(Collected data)
• • • •

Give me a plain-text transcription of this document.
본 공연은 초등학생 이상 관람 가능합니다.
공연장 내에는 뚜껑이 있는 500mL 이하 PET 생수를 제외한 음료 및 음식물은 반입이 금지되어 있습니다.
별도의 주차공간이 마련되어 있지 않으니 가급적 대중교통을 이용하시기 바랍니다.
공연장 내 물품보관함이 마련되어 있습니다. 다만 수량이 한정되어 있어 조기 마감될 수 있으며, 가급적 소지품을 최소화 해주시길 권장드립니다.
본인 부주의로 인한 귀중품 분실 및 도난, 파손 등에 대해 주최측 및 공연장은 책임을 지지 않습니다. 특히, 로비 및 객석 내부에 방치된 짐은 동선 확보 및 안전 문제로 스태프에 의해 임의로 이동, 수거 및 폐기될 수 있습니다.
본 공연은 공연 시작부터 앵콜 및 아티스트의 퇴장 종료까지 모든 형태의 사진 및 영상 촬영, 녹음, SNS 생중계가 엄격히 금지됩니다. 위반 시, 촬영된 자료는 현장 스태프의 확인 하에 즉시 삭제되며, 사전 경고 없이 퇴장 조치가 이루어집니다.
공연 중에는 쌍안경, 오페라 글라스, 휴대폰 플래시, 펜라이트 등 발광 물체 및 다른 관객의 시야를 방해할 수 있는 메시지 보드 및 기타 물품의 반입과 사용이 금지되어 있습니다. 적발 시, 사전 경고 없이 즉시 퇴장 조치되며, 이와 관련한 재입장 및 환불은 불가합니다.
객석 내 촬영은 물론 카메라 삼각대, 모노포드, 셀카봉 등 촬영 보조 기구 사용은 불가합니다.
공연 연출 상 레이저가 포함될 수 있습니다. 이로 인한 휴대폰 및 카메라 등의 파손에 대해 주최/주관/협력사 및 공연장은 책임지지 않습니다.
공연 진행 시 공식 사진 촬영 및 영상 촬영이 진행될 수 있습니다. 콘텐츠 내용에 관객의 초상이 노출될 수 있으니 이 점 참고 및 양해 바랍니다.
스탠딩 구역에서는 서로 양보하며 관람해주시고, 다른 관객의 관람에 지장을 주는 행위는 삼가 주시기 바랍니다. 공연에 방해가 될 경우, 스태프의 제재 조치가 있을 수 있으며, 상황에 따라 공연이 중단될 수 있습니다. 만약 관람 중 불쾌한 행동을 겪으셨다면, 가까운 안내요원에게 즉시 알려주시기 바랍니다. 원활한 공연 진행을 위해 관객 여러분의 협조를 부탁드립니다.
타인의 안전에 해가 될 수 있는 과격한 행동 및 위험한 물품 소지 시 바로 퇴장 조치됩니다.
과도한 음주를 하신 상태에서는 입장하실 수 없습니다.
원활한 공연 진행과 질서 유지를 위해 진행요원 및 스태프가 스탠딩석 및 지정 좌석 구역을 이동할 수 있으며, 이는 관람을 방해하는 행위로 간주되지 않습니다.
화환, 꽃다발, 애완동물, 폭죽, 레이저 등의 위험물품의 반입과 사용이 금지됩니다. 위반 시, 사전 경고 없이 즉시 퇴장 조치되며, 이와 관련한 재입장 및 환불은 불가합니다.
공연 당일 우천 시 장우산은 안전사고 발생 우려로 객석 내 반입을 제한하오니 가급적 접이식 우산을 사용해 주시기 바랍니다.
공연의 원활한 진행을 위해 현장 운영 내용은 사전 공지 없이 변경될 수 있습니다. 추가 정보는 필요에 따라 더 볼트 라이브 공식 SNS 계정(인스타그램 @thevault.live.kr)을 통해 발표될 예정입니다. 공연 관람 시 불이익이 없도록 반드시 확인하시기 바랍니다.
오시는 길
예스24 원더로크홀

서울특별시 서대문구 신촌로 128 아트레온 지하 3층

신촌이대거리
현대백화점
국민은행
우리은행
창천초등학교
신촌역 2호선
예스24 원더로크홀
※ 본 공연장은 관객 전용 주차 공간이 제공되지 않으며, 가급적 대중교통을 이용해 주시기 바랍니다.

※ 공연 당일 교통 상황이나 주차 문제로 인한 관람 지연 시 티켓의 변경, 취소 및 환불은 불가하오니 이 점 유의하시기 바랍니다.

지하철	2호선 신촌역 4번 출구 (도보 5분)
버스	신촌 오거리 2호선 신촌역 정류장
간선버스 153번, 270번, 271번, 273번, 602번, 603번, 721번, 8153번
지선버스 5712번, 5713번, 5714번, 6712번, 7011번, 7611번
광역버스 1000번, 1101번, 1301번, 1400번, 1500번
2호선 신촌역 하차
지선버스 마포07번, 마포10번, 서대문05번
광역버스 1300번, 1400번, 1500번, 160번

• • • •

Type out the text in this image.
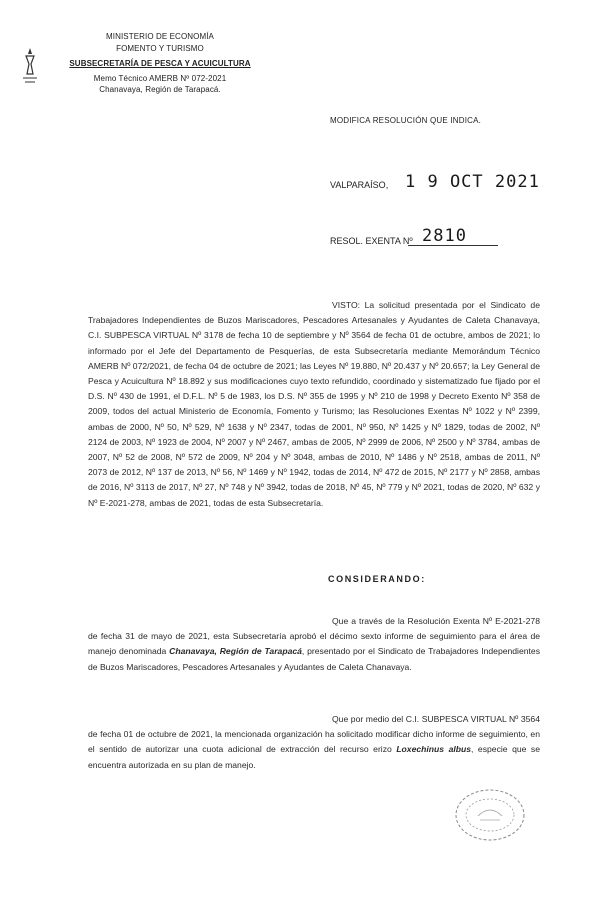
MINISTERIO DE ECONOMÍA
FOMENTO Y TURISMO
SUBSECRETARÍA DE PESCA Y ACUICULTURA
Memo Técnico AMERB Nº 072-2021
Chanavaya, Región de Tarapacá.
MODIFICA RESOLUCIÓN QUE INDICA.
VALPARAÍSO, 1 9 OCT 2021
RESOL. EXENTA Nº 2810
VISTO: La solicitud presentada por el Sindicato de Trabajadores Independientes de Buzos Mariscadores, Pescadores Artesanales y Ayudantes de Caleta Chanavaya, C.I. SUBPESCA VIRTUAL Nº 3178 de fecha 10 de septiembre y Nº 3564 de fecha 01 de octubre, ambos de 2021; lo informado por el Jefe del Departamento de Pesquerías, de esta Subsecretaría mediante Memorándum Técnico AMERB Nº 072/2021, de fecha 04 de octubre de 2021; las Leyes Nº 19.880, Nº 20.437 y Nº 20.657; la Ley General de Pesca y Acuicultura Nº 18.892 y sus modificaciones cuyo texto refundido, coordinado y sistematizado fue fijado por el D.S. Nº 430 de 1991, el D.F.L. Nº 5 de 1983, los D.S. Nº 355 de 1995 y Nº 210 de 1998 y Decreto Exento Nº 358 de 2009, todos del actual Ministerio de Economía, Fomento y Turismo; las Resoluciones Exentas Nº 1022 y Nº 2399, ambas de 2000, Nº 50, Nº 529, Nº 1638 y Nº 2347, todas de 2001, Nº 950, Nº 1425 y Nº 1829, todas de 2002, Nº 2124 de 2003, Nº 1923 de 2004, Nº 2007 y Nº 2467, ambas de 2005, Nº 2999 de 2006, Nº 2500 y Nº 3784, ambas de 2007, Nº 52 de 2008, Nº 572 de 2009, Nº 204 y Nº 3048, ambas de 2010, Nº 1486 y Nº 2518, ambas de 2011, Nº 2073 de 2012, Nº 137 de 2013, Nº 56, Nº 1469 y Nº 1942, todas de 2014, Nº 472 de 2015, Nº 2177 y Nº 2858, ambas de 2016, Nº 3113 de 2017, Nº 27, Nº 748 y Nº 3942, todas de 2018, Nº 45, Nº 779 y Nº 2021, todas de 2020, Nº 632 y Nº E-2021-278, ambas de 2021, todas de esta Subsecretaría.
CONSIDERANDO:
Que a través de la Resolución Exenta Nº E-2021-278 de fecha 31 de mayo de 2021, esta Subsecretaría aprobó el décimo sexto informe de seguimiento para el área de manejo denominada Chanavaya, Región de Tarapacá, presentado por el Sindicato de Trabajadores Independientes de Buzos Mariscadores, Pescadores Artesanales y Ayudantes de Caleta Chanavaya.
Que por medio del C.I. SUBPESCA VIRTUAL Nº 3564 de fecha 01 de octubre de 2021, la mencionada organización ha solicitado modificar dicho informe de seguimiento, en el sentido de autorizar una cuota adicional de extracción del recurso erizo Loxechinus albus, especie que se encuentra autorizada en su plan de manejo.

• • • •

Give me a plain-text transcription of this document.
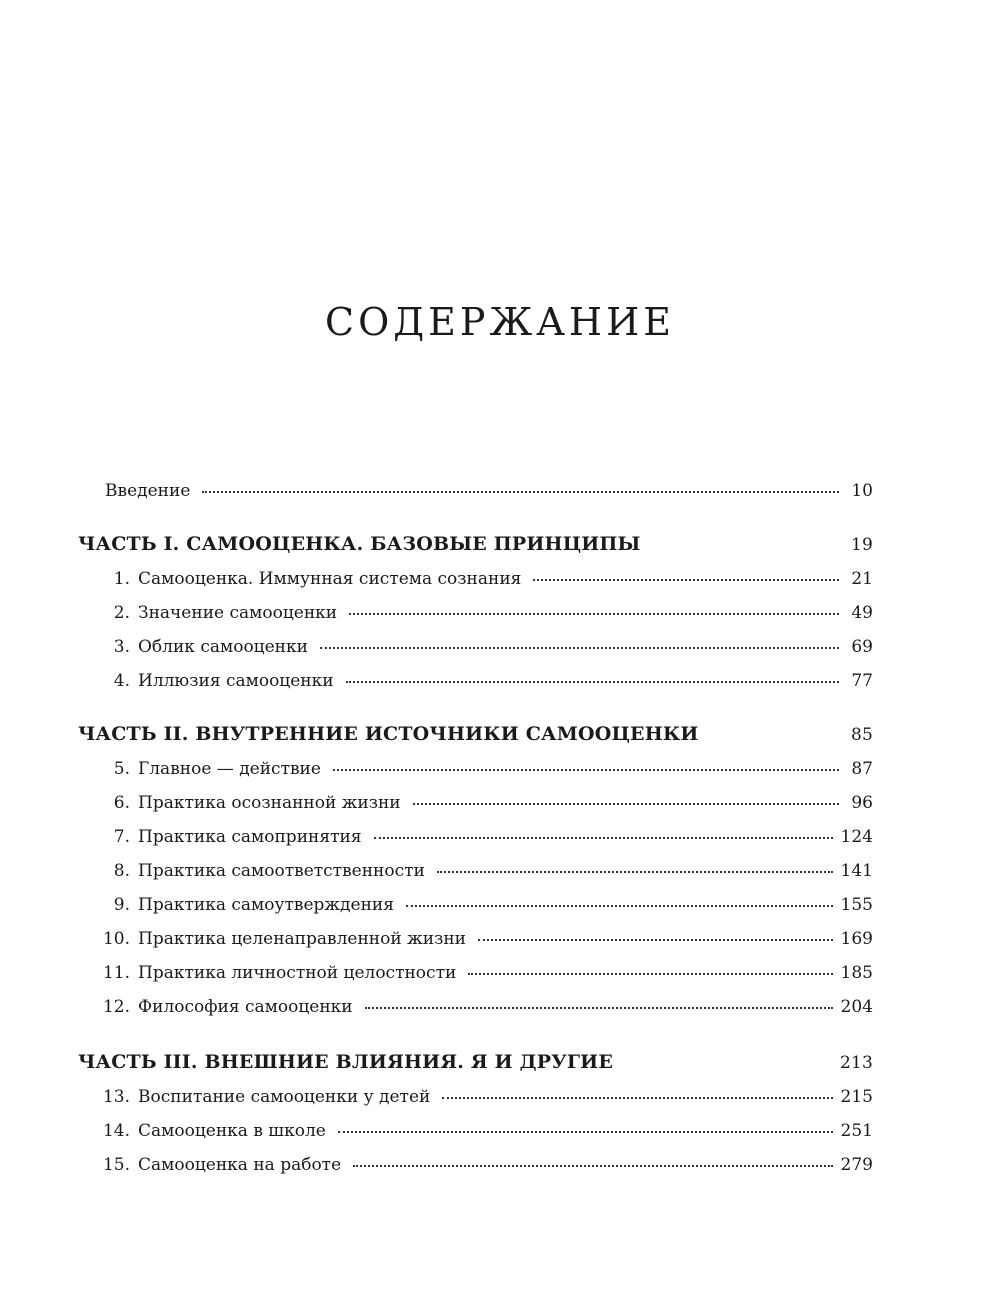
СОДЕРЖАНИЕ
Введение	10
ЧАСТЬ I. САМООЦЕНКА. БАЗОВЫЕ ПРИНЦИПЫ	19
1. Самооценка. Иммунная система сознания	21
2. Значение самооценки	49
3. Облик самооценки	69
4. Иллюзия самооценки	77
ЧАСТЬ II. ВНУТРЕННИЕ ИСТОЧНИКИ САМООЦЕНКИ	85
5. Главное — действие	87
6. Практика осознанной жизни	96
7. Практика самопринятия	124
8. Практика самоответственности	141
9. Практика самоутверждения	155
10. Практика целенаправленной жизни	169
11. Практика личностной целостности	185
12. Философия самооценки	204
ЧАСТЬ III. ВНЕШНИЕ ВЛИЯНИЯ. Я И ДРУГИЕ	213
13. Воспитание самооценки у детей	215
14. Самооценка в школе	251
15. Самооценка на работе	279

• • • •

*What the task requires*. Collect every line from the records above that contains the word "지선버스".

*Full solution*.
지선버스 5712번, 5713번, 5714번, 6712번, 7011번, 7611번
지선버스 마포07번, 마포10번, 서대문05번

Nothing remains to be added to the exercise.